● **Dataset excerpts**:
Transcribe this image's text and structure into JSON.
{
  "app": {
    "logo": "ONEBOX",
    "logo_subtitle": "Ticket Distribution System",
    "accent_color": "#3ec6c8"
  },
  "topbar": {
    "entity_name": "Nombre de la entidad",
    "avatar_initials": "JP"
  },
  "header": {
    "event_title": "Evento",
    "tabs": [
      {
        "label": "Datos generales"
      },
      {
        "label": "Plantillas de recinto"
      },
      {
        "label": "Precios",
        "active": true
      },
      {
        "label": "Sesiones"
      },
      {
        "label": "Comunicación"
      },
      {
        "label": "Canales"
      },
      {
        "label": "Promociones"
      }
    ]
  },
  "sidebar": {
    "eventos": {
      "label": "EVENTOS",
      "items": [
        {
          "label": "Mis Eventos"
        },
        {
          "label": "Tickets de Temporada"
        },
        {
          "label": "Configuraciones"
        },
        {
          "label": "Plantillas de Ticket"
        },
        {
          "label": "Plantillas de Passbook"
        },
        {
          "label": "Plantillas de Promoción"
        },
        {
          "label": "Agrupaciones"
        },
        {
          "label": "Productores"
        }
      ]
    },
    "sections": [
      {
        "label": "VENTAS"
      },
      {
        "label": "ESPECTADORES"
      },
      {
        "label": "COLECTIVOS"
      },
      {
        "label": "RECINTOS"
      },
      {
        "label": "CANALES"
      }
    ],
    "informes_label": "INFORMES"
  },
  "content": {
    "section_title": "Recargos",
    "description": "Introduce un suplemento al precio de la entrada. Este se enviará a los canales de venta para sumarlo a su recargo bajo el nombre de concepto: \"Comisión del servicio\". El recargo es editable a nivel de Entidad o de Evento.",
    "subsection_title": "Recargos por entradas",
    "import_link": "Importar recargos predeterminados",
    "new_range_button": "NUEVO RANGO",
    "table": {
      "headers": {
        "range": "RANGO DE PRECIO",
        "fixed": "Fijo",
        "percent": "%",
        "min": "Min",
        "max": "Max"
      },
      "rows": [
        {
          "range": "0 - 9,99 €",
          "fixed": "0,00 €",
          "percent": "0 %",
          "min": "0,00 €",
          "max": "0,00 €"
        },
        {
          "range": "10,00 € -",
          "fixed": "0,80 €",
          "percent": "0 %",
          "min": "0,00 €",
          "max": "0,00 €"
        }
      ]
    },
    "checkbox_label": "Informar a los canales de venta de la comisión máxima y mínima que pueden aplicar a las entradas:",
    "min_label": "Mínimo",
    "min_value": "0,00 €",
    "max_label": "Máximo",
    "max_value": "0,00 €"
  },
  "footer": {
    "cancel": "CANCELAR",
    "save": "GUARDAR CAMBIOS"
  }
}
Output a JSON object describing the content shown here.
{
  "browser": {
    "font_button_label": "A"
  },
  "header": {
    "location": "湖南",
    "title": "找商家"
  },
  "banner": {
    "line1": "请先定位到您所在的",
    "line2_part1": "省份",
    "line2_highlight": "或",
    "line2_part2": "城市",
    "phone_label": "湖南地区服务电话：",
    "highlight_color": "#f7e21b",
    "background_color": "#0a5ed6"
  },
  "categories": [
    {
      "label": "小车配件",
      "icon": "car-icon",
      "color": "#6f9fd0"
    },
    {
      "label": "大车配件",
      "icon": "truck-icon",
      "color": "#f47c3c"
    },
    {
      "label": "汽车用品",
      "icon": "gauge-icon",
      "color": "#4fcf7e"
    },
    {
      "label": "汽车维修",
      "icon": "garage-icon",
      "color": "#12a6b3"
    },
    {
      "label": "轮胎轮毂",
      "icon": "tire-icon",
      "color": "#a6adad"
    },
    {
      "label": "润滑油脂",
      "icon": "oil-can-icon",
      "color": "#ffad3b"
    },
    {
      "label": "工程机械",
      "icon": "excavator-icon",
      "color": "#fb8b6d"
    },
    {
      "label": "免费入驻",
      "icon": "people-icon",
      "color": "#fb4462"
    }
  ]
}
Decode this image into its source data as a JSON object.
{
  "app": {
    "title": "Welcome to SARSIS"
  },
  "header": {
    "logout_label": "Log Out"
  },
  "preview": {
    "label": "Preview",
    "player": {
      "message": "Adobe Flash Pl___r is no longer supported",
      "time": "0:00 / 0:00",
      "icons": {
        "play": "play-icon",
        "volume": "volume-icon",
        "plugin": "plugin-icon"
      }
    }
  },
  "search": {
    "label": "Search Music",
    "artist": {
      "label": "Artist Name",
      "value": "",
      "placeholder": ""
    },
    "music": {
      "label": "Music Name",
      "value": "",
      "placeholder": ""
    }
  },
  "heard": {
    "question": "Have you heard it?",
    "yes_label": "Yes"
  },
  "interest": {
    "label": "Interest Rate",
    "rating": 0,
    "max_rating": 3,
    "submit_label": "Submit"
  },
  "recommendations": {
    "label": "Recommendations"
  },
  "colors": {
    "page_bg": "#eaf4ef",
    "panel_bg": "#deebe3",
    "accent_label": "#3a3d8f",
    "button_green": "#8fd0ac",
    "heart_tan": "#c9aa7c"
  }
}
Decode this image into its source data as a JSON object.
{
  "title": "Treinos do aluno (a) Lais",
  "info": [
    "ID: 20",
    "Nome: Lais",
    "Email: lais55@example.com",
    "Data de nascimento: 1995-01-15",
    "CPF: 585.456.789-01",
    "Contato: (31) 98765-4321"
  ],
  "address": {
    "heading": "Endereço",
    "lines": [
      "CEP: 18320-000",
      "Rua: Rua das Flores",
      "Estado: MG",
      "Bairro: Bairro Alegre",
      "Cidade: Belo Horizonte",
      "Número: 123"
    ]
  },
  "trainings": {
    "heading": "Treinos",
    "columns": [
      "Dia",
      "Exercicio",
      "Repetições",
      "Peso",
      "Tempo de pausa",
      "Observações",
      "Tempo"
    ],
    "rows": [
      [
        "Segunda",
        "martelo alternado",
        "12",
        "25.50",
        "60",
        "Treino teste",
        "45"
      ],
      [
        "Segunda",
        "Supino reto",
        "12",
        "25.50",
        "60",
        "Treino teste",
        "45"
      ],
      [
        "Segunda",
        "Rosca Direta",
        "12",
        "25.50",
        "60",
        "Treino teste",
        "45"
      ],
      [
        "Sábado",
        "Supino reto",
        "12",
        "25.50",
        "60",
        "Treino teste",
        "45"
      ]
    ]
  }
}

● **What you are asked to do**:
Filter the records above and return every line that holds the word "entradas".

● **Solved problem**:
    "subsection_title": "Recargos por entradas",
    "checkbox_label": "Informar a los canales de venta de la comisión máxima y mínima que pueden aplicar a las entradas:",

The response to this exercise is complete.